## [WORK INSTRUCTIONS]
Of all the lines in this data, how many include "disarankan"? Respond with the number only.

"""

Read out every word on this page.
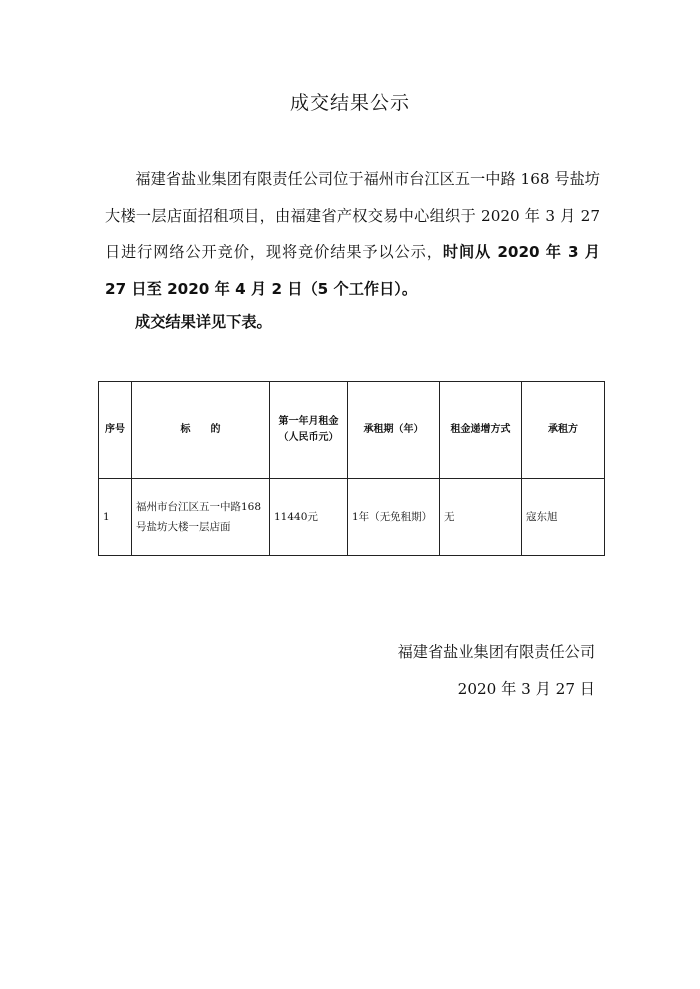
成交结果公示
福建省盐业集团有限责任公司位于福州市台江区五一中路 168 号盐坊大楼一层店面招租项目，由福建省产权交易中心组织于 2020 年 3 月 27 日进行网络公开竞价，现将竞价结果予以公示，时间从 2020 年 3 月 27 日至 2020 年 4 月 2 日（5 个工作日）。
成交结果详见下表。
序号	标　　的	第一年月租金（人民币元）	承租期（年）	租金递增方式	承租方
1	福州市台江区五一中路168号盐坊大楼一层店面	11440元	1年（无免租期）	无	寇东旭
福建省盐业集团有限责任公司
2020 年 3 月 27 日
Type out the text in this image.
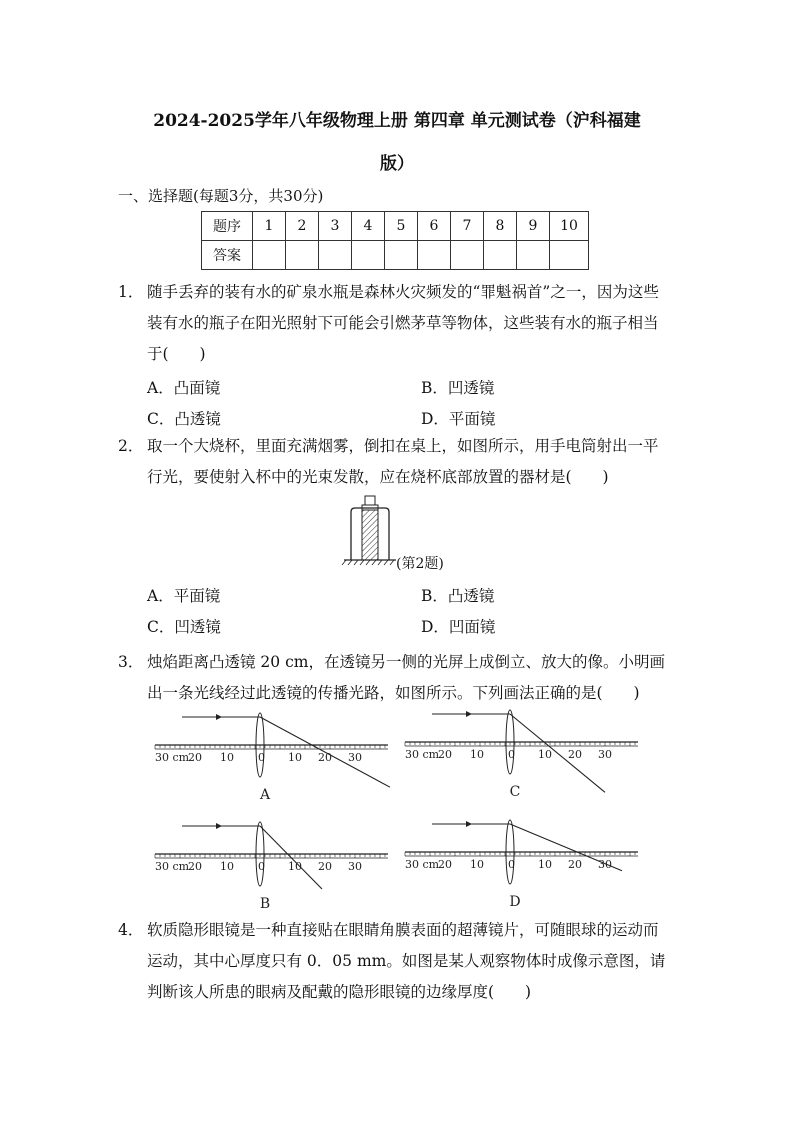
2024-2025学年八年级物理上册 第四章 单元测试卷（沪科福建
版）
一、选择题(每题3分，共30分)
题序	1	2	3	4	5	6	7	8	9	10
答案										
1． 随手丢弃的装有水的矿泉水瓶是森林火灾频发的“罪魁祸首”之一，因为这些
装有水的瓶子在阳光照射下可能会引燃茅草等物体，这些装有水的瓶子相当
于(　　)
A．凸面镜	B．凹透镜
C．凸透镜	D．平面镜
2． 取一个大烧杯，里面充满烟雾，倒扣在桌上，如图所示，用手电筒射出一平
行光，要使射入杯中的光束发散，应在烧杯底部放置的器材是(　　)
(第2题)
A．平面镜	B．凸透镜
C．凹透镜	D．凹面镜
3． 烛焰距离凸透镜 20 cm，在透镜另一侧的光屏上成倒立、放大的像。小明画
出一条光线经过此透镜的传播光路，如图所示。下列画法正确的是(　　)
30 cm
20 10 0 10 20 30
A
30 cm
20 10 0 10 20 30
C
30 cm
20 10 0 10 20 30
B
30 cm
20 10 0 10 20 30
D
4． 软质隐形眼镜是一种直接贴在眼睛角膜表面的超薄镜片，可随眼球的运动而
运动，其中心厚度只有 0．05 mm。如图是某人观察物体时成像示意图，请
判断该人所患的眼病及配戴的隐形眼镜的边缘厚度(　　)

"""
"""

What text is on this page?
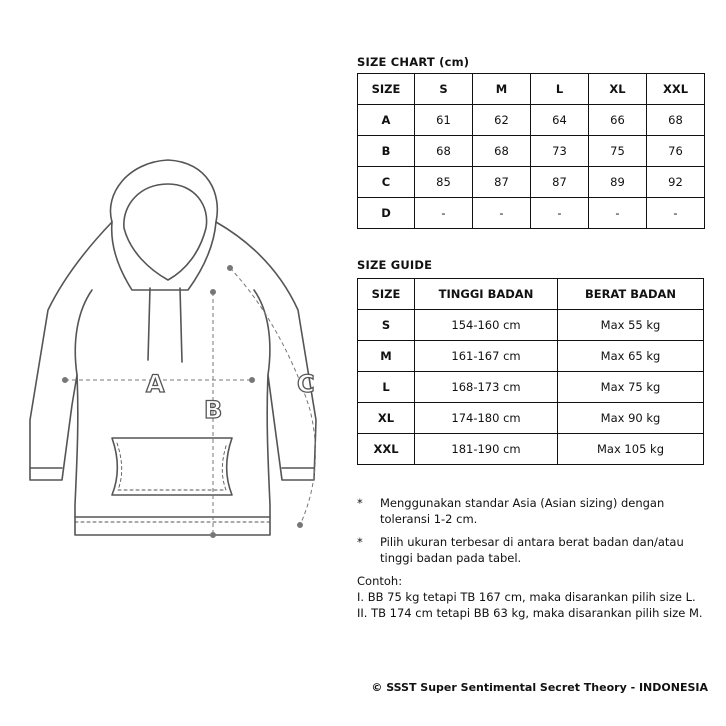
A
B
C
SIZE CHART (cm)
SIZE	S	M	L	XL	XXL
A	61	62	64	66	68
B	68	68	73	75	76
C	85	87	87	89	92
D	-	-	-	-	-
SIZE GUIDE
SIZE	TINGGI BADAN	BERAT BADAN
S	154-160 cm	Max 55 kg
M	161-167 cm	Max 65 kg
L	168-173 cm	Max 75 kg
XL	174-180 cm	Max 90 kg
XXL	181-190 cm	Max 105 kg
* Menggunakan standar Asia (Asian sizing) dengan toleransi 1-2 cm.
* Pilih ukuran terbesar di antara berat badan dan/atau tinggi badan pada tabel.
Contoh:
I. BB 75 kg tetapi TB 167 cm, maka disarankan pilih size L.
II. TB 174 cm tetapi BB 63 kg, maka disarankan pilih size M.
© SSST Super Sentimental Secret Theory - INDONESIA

"""

## [OUTPUT OF THE TASK]
2